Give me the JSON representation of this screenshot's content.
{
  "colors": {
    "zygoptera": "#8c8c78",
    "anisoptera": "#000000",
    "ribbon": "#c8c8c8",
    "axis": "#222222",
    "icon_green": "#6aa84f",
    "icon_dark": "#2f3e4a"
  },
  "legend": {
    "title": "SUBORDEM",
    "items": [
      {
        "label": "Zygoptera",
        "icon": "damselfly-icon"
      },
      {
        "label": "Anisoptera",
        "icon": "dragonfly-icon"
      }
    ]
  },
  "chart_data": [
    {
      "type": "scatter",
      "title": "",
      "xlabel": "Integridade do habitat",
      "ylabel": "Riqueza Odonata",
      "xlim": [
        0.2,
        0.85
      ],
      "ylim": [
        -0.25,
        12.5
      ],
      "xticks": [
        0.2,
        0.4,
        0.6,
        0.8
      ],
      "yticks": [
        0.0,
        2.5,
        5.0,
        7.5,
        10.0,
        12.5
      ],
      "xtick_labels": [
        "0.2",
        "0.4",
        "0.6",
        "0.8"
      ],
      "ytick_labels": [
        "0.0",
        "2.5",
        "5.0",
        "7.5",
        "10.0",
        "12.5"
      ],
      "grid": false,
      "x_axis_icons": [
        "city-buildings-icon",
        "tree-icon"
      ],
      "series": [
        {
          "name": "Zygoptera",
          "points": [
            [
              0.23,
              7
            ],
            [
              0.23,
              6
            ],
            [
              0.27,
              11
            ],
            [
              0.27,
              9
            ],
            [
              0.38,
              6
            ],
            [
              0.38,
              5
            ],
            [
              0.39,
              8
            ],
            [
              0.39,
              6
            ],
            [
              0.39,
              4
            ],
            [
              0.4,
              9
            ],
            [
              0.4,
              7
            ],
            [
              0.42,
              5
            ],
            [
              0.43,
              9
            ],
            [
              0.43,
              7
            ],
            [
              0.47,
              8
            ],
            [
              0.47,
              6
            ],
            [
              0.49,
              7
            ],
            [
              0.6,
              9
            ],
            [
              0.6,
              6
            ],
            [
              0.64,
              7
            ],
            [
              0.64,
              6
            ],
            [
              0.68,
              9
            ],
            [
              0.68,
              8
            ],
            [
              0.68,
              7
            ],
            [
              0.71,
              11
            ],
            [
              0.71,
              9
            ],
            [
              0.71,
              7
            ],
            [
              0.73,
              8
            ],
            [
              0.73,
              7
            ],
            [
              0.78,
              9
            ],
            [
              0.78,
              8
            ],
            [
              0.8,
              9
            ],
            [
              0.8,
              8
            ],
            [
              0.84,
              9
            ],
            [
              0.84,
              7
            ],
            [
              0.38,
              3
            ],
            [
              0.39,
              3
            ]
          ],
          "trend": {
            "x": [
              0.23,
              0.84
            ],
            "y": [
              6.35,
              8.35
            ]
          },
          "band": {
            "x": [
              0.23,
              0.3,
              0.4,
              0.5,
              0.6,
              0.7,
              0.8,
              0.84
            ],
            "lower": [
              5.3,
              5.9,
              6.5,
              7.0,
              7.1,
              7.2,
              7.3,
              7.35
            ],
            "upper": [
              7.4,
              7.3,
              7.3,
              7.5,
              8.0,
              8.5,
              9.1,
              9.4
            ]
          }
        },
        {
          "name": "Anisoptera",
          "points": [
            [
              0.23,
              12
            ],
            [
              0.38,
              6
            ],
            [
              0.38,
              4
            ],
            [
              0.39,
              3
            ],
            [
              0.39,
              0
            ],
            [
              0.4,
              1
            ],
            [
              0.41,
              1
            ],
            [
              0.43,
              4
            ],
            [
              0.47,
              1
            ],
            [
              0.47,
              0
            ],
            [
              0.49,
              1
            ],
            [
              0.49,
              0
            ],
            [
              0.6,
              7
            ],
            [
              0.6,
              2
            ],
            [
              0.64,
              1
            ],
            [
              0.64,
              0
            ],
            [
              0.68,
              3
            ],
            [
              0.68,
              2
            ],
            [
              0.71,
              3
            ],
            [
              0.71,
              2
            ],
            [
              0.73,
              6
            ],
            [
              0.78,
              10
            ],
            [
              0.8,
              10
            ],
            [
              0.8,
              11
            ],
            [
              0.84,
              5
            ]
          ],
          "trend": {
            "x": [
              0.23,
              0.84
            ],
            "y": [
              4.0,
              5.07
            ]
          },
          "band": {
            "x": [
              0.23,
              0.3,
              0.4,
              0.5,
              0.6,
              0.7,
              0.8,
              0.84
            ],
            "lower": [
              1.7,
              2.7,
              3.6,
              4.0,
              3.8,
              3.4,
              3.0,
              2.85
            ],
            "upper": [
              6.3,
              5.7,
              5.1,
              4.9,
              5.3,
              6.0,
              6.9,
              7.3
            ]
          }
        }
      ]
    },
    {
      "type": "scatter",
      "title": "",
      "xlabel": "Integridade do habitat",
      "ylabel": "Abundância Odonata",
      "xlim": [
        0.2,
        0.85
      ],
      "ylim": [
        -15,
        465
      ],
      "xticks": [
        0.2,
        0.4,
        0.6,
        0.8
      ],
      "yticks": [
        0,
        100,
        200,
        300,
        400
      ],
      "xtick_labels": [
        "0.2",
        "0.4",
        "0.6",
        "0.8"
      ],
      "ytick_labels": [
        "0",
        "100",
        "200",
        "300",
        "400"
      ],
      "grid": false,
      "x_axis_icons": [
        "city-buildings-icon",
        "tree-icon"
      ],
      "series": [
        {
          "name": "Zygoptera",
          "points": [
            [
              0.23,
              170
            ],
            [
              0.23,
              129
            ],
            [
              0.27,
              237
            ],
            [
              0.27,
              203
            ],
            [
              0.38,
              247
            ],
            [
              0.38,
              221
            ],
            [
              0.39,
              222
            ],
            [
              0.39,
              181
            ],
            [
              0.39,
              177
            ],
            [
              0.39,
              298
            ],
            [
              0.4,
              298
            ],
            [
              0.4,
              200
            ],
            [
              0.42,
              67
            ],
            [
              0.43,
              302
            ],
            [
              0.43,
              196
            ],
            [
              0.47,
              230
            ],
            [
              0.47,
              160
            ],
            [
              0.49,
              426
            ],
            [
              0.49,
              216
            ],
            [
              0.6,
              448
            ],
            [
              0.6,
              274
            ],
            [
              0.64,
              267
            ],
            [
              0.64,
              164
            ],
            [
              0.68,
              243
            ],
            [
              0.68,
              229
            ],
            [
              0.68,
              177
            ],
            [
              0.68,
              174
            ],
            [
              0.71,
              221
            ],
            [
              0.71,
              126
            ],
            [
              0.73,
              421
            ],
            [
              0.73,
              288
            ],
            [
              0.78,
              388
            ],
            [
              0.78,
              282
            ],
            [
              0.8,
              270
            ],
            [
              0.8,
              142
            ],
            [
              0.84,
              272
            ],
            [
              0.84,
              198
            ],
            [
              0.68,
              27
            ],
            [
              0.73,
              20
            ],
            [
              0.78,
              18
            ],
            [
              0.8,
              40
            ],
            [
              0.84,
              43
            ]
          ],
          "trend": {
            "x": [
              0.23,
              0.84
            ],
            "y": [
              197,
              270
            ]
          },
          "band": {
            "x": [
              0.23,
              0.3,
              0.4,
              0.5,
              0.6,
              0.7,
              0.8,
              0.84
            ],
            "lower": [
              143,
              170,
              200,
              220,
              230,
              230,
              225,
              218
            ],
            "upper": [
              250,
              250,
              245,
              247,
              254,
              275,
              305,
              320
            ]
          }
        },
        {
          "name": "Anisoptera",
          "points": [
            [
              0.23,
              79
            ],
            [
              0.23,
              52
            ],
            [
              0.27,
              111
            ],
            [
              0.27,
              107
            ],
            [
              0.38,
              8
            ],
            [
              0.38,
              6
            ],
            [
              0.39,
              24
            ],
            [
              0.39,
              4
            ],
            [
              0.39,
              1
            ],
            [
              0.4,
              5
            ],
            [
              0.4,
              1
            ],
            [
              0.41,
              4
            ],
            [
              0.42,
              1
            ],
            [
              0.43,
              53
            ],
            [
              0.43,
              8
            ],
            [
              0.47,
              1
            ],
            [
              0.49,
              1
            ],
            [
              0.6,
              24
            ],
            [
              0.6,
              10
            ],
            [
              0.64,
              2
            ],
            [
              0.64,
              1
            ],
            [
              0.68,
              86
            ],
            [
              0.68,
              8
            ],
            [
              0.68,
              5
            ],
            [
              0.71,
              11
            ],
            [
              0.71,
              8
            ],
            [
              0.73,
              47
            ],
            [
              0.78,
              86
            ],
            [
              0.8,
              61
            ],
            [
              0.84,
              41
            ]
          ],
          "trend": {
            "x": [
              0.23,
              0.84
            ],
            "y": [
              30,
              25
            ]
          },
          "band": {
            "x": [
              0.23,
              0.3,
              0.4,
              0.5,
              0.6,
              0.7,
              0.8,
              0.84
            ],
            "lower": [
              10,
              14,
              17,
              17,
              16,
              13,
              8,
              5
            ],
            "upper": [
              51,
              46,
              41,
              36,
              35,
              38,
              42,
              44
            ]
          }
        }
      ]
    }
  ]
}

**SHORT TASK**
Write out every line of the data that holds the word "ylabel".

**SOLUTION FOR THIS PROBLEM**
      "ylabel": "Riqueza Odonata",
      "ylabel": "Abundância Odonata",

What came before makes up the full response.